What is asked →
Note each line that includes the word "document". Copy those lines.

Listed entries →
======

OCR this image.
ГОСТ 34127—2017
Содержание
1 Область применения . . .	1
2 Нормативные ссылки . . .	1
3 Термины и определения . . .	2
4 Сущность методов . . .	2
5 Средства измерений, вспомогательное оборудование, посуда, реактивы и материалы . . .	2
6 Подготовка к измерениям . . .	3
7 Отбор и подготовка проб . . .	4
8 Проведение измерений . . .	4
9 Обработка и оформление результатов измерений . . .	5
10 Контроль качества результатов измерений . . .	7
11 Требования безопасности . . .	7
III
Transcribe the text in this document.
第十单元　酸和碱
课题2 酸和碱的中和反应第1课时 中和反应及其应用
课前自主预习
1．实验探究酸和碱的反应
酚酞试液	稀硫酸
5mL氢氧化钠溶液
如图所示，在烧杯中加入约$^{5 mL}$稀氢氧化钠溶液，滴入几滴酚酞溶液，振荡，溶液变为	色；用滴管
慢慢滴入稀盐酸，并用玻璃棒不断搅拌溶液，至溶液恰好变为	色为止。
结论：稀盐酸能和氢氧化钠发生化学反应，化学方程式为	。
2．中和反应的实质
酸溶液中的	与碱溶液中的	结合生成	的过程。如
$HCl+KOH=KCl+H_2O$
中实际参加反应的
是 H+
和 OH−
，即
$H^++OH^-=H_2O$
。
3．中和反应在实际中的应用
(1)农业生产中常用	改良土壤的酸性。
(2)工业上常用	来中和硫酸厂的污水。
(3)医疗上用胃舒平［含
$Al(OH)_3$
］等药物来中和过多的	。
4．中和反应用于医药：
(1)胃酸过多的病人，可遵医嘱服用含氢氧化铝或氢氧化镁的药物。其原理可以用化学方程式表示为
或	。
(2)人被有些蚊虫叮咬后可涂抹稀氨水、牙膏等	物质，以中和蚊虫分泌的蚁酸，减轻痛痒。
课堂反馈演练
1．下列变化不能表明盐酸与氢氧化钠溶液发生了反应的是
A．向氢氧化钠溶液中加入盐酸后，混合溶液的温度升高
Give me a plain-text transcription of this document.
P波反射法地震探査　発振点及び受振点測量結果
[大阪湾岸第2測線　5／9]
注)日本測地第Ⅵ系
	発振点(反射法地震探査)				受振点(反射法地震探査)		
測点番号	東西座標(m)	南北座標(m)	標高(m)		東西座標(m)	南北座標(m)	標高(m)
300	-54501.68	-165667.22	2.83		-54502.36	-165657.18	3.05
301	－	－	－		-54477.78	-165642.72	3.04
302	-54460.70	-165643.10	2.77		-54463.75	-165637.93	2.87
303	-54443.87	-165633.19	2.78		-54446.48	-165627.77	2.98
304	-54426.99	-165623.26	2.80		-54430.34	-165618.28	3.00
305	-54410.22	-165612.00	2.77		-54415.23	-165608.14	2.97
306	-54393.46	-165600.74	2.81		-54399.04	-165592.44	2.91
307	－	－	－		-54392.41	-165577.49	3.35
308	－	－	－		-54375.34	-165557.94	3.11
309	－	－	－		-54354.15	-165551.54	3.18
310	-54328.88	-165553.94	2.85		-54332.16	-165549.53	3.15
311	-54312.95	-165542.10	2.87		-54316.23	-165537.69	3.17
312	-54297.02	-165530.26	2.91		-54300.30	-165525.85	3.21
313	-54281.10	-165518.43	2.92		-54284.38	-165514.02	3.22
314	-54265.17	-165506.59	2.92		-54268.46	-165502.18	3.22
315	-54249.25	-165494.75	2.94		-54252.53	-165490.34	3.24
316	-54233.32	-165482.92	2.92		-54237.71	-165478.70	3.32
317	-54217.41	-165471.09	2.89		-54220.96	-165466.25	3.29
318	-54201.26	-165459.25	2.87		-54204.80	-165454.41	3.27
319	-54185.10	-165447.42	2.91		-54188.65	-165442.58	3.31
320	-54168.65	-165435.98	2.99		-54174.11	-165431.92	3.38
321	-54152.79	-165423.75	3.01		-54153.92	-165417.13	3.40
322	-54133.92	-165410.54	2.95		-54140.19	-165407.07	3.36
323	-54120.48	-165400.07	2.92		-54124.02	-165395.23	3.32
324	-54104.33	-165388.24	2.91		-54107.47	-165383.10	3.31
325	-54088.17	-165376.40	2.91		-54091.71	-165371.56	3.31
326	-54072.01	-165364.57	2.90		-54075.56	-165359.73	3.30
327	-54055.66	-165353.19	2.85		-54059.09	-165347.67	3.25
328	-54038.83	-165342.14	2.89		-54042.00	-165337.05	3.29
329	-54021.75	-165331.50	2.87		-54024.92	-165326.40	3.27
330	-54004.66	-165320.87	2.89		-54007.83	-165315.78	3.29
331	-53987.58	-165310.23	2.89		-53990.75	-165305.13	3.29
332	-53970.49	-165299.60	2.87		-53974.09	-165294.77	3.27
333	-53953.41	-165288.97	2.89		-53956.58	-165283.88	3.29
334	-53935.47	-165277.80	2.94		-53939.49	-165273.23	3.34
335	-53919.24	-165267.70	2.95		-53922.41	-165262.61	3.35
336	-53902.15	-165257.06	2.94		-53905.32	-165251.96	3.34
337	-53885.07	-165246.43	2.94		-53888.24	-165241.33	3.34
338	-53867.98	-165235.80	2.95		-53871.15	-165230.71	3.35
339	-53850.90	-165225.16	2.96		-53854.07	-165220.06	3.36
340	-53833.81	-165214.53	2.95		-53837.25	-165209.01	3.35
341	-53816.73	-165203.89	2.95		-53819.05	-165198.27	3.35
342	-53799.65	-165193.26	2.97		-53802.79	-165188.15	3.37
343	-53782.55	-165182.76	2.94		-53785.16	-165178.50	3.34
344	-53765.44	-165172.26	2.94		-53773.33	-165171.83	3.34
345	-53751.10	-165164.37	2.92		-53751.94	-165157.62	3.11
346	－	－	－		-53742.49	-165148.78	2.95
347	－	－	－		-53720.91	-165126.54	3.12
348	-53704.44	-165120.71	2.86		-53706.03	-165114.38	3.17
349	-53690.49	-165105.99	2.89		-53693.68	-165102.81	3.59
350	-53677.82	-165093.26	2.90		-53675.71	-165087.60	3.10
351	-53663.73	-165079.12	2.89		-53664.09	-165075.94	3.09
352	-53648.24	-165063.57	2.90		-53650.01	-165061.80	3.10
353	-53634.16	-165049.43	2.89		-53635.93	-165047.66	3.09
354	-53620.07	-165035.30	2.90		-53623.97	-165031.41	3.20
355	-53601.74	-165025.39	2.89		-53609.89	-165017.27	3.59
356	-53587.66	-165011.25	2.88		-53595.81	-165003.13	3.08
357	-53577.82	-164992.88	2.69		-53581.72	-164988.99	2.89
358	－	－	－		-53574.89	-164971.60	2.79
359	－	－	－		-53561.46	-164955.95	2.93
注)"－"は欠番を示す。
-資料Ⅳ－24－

======

Response to this task →
Transcribe the text in this document.
Give me a plain-text transcription of this document.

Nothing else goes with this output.